-- start --

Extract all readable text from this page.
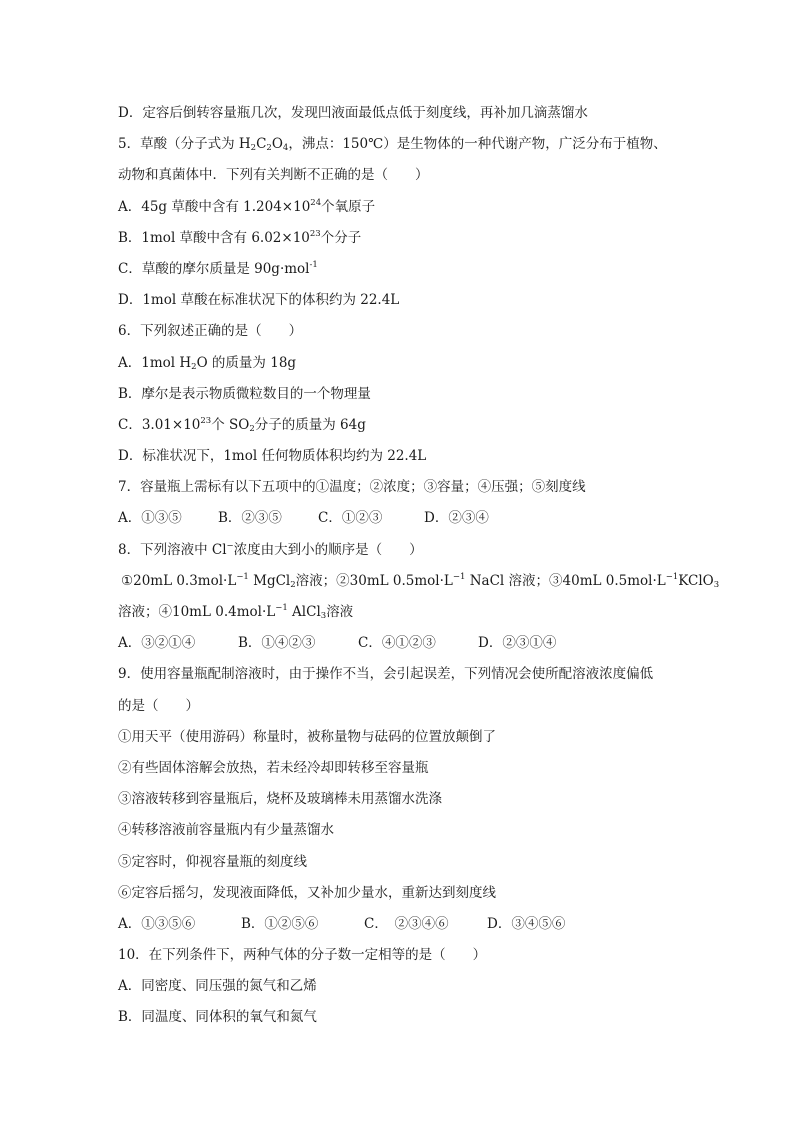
D．定容后倒转容量瓶几次，发现凹液面最低点低于刻度线，再补加几滴蒸馏水
5．草酸（分子式为 $H_2C_2O_4$，沸点：150℃）是生物体的一种代谢产物，广泛分布于植物、
动物和真菌体中．下列有关判断不正确的是（　　）
A．45g 草酸中含有 $1.204\times 10^{24}$个氧原子
B．1mol 草酸中含有 $6.02\times 10^{23}$个分子
C．草酸的摩尔质量是 90g·mol$^{-1}$
D．1mol 草酸在标准状况下的体积约为 22.4L
6．下列叙述正确的是（　　）
A．1mol $H_2O$ 的质量为 18g
B．摩尔是表示物质微粒数目的一个物理量
C．$3.01\times 10^{23}$个 $SO_2$分子的质量为 64g
D．标准状况下，1mol 任何物质体积均约为 22.4L
7．容量瓶上需标有以下五项中的①温度；②浓度；③容量；④压强；⑤刻度线
A．①③⑤	B．②③⑤	C．①②③	D．②③④
8．下列溶液中 Cl−浓度由大到小的顺序是（　　）
①20mL $0.3mol\cdot L^{-1}$ MgCl$_2$溶液；②30mL $0.5mol\cdot L^{-1}$ NaCl 溶液；③40mL $0.5mol\cdot L^{-1}KClO_3$
溶液；④10mL $0.4mol\cdot L^{-1}$ AlCl$_3$溶液
A．③②①④	B．①④②③	C．④①②③	D．②③①④
9．使用容量瓶配制溶液时，由于操作不当，会引起误差，下列情况会使所配溶液浓度偏低
的是（　　）
①用天平（使用游码）称量时，被称量物与砝码的位置放颠倒了
②有些固体溶解会放热，若未经冷却即转移至容量瓶
③溶液转移到容量瓶后，烧杯及玻璃棒未用蒸馏水洗涤
④转移溶液前容量瓶内有少量蒸馏水
⑤定容时，仰视容量瓶的刻度线
⑥定容后摇匀，发现液面降低，又补加少量水，重新达到刻度线
A．①③⑤⑥	B．①②⑤⑥	C．　②③④⑥	D．③④⑤⑥
10．在下列条件下，两种气体的分子数一定相等的是（　　）
A．同密度、同压强的氮气和乙烯
B．同温度、同体积的氧气和氮气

-- end --

=== Exercise goal ===
Copy each line above precisely, dropping the pictures.

=== Reply ===
Extract all readable text from this page.
D．定容后倒转容量瓶几次，发现凹液面最低点低于刻度线，再补加几滴蒸馏水
5．草酸（分子式为 $H_2C_2O_4$，沸点：150℃）是生物体的一种代谢产物，广泛分布于植物、
动物和真菌体中．下列有关判断不正确的是（　　）
A．45g 草酸中含有 $1.204\times 10^{24}$个氧原子
B．1mol 草酸中含有 $6.02\times 10^{23}$个分子
C．草酸的摩尔质量是 90g·mol$^{-1}$
D．1mol 草酸在标准状况下的体积约为 22.4L
6．下列叙述正确的是（　　）
A．1mol $H_2O$ 的质量为 18g
B．摩尔是表示物质微粒数目的一个物理量
C．$3.01\times 10^{23}$个 $SO_2$分子的质量为 64g
D．标准状况下，1mol 任何物质体积均约为 22.4L
7．容量瓶上需标有以下五项中的①温度；②浓度；③容量；④压强；⑤刻度线
A．①③⑤	B．②③⑤	C．①②③	D．②③④
8．下列溶液中 Cl−浓度由大到小的顺序是（　　）
①20mL $0.3mol\cdot L^{-1}$ MgCl$_2$溶液；②30mL $0.5mol\cdot L^{-1}$ NaCl 溶液；③40mL $0.5mol\cdot L^{-1}KClO_3$
溶液；④10mL $0.4mol\cdot L^{-1}$ AlCl$_3$溶液
A．③②①④	B．①④②③	C．④①②③	D．②③①④
9．使用容量瓶配制溶液时，由于操作不当，会引起误差，下列情况会使所配溶液浓度偏低
的是（　　）
①用天平（使用游码）称量时，被称量物与砝码的位置放颠倒了
②有些固体溶解会放热，若未经冷却即转移至容量瓶
③溶液转移到容量瓶后，烧杯及玻璃棒未用蒸馏水洗涤
④转移溶液前容量瓶内有少量蒸馏水
⑤定容时，仰视容量瓶的刻度线
⑥定容后摇匀，发现液面降低，又补加少量水，重新达到刻度线
A．①③⑤⑥	B．①②⑤⑥	C．　②③④⑥	D．③④⑤⑥
10．在下列条件下，两种气体的分子数一定相等的是（　　）
A．同密度、同压强的氮气和乙烯
B．同温度、同体积的氧气和氮气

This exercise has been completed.